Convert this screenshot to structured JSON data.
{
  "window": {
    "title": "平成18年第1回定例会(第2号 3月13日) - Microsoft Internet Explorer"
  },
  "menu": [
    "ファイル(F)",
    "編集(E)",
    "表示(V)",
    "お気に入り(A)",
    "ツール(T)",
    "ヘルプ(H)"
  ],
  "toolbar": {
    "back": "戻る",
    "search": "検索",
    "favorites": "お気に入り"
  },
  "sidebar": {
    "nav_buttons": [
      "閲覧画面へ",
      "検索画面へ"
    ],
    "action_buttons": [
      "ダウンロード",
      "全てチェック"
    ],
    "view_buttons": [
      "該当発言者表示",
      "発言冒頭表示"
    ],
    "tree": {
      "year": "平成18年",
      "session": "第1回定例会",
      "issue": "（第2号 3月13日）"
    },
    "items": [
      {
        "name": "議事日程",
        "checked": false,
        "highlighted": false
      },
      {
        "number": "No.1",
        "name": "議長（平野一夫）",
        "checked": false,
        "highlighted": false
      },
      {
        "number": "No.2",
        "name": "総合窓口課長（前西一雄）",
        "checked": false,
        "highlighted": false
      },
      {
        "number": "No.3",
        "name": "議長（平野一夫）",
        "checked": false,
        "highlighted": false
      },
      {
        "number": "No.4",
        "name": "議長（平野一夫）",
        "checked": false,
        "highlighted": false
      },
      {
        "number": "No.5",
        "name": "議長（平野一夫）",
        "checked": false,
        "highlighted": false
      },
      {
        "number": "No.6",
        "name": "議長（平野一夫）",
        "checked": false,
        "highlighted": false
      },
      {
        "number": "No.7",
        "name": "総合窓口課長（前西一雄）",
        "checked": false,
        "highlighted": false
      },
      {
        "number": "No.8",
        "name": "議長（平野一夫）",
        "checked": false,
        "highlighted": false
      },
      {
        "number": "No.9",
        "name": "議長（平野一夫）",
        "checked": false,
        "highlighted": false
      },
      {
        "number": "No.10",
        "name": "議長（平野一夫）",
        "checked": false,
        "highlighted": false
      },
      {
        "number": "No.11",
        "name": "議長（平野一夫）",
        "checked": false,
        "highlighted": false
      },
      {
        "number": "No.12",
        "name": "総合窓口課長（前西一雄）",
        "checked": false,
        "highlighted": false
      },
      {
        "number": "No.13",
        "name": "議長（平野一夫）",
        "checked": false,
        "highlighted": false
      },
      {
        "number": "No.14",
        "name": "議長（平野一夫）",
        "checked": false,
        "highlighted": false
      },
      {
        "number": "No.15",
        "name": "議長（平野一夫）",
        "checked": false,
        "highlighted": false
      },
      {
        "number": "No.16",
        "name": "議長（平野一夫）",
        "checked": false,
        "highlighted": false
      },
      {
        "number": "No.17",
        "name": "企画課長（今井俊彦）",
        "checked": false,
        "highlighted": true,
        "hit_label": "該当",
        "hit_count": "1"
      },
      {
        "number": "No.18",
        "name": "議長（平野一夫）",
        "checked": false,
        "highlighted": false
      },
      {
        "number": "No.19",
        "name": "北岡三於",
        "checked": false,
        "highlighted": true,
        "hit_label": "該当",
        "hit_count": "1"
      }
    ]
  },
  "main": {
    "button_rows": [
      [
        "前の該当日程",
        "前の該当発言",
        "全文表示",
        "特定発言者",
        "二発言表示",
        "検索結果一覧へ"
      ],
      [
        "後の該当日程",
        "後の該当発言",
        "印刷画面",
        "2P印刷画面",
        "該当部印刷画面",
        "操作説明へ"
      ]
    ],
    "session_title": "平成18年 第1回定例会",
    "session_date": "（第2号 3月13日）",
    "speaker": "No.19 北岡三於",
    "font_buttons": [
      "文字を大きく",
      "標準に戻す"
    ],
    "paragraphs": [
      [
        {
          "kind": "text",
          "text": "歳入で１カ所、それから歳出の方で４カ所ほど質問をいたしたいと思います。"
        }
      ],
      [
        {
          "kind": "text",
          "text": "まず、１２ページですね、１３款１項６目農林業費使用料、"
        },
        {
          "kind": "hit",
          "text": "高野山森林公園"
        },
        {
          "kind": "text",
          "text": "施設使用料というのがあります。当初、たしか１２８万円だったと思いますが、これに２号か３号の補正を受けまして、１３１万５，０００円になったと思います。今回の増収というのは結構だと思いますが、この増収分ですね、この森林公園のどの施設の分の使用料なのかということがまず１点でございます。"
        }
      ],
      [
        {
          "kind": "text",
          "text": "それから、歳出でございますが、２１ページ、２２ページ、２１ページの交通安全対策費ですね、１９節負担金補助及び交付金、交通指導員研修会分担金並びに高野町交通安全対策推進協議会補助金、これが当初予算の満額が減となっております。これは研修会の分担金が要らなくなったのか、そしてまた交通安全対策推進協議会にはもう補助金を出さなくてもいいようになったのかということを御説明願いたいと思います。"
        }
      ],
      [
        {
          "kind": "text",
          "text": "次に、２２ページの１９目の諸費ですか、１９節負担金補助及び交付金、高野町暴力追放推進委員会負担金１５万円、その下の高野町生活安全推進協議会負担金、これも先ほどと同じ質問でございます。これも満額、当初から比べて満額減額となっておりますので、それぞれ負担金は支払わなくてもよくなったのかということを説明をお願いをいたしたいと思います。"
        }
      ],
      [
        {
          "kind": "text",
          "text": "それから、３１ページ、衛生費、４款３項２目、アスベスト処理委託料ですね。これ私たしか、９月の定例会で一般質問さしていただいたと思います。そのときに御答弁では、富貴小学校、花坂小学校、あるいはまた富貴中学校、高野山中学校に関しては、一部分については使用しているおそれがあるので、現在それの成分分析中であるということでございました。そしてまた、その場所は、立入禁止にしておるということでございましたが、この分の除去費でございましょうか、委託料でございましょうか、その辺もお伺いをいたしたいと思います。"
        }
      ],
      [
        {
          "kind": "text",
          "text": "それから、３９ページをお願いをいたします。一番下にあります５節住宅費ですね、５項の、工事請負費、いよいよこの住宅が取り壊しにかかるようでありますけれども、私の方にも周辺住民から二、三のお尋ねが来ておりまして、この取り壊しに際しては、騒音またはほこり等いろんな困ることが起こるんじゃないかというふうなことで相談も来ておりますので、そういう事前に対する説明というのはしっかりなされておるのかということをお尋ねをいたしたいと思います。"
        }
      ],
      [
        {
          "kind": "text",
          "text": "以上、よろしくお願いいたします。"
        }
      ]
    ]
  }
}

::::

Quote every entry exactly.

Convert this screenshot to structured JSON data.
{
  "window": {
    "title": "平成18年第1回定例会(第2号 3月13日) - Microsoft Internet Explorer"
  },
  "menu": [
    "ファイル(F)",
    "編集(E)",
    "表示(V)",
    "お気に入り(A)",
    "ツール(T)",
    "ヘルプ(H)"
  ],
  "toolbar": {
    "back": "戻る",
    "search": "検索",
    "favorites": "お気に入り"
  },
  "sidebar": {
    "nav_buttons": [
      "閲覧画面へ",
      "検索画面へ"
    ],
    "action_buttons": [
      "ダウンロード",
      "全てチェック"
    ],
    "view_buttons": [
      "該当発言者表示",
      "発言冒頭表示"
    ],
    "tree": {
      "year": "平成18年",
      "session": "第1回定例会",
      "issue": "（第2号 3月13日）"
    },
    "items": [
      {
        "name": "議事日程",
        "checked": false,
        "highlighted": false
      },
      {
        "number": "No.1",
        "name": "議長（平野一夫）",
        "checked": false,
        "highlighted": false
      },
      {
        "number": "No.2",
        "name": "総合窓口課長（前西一雄）",
        "checked": false,
        "highlighted": false
      },
      {
        "number": "No.3",
        "name": "議長（平野一夫）",
        "checked": false,
        "highlighted": false
      },
      {
        "number": "No.4",
        "name": "議長（平野一夫）",
        "checked": false,
        "highlighted": false
      },
      {
        "number": "No.5",
        "name": "議長（平野一夫）",
        "checked": false,
        "highlighted": false
      },
      {
        "number": "No.6",
        "name": "議長（平野一夫）",
        "checked": false,
        "highlighted": false
      },
      {
        "number": "No.7",
        "name": "総合窓口課長（前西一雄）",
        "checked": false,
        "highlighted": false
      },
      {
        "number": "No.8",
        "name": "議長（平野一夫）",
        "checked": false,
        "highlighted": false
      },
      {
        "number": "No.9",
        "name": "議長（平野一夫）",
        "checked": false,
        "highlighted": false
      },
      {
        "number": "No.10",
        "name": "議長（平野一夫）",
        "checked": false,
        "highlighted": false
      },
      {
        "number": "No.11",
        "name": "議長（平野一夫）",
        "checked": false,
        "highlighted": false
      },
      {
        "number": "No.12",
        "name": "総合窓口課長（前西一雄）",
        "checked": false,
        "highlighted": false
      },
      {
        "number": "No.13",
        "name": "議長（平野一夫）",
        "checked": false,
        "highlighted": false
      },
      {
        "number": "No.14",
        "name": "議長（平野一夫）",
        "checked": false,
        "highlighted": false
      },
      {
        "number": "No.15",
        "name": "議長（平野一夫）",
        "checked": false,
        "highlighted": false
      },
      {
        "number": "No.16",
        "name": "議長（平野一夫）",
        "checked": false,
        "highlighted": false
      },
      {
        "number": "No.17",
        "name": "企画課長（今井俊彦）",
        "checked": false,
        "highlighted": true,
        "hit_label": "該当",
        "hit_count": "1"
      },
      {
        "number": "No.18",
        "name": "議長（平野一夫）",
        "checked": false,
        "highlighted": false
      },
      {
        "number": "No.19",
        "name": "北岡三於",
        "checked": false,
        "highlighted": true,
        "hit_label": "該当",
        "hit_count": "1"
      }
    ]
  },
  "main": {
    "button_rows": [
      [
        "前の該当日程",
        "前の該当発言",
        "全文表示",
        "特定発言者",
        "二発言表示",
        "検索結果一覧へ"
      ],
      [
        "後の該当日程",
        "後の該当発言",
        "印刷画面",
        "2P印刷画面",
        "該当部印刷画面",
        "操作説明へ"
      ]
    ],
    "session_title": "平成18年 第1回定例会",
    "session_date": "（第2号 3月13日）",
    "speaker": "No.19 北岡三於",
    "font_buttons": [
      "文字を大きく",
      "標準に戻す"
    ],
    "paragraphs": [
      [
        {
          "kind": "text",
          "text": "歳入で１カ所、それから歳出の方で４カ所ほど質問をいたしたいと思います。"
        }
      ],
      [
        {
          "kind": "text",
          "text": "まず、１２ページですね、１３款１項６目農林業費使用料、"
        },
        {
          "kind": "hit",
          "text": "高野山森林公園"
        },
        {
          "kind": "text",
          "text": "施設使用料というのがあります。当初、たしか１２８万円だったと思いますが、これに２号か３号の補正を受けまして、１３１万５，０００円になったと思います。今回の増収というのは結構だと思いますが、この増収分ですね、この森林公園のどの施設の分の使用料なのかということがまず１点でございます。"
        }
      ],
      [
        {
          "kind": "text",
          "text": "それから、歳出でございますが、２１ページ、２２ページ、２１ページの交通安全対策費ですね、１９節負担金補助及び交付金、交通指導員研修会分担金並びに高野町交通安全対策推進協議会補助金、これが当初予算の満額が減となっております。これは研修会の分担金が要らなくなったのか、そしてまた交通安全対策推進協議会にはもう補助金を出さなくてもいいようになったのかということを御説明願いたいと思います。"
        }
      ],
      [
        {
          "kind": "text",
          "text": "次に、２２ページの１９目の諸費ですか、１９節負担金補助及び交付金、高野町暴力追放推進委員会負担金１５万円、その下の高野町生活安全推進協議会負担金、これも先ほどと同じ質問でございます。これも満額、当初から比べて満額減額となっておりますので、それぞれ負担金は支払わなくてもよくなったのかということを説明をお願いをいたしたいと思います。"
        }
      ],
      [
        {
          "kind": "text",
          "text": "それから、３１ページ、衛生費、４款３項２目、アスベスト処理委託料ですね。これ私たしか、９月の定例会で一般質問さしていただいたと思います。そのときに御答弁では、富貴小学校、花坂小学校、あるいはまた富貴中学校、高野山中学校に関しては、一部分については使用しているおそれがあるので、現在それの成分分析中であるということでございました。そしてまた、その場所は、立入禁止にしておるということでございましたが、この分の除去費でございましょうか、委託料でございましょうか、その辺もお伺いをいたしたいと思います。"
        }
      ],
      [
        {
          "kind": "text",
          "text": "それから、３９ページをお願いをいたします。一番下にあります５節住宅費ですね、５項の、工事請負費、いよいよこの住宅が取り壊しにかかるようでありますけれども、私の方にも周辺住民から二、三のお尋ねが来ておりまして、この取り壊しに際しては、騒音またはほこり等いろんな困ることが起こるんじゃないかというふうなことで相談も来ておりますので、そういう事前に対する説明というのはしっかりなされておるのかということをお尋ねをいたしたいと思います。"
        }
      ],
      [
        {
          "kind": "text",
          "text": "以上、よろしくお願いいたします。"
        }
      ]
    ]
  }
}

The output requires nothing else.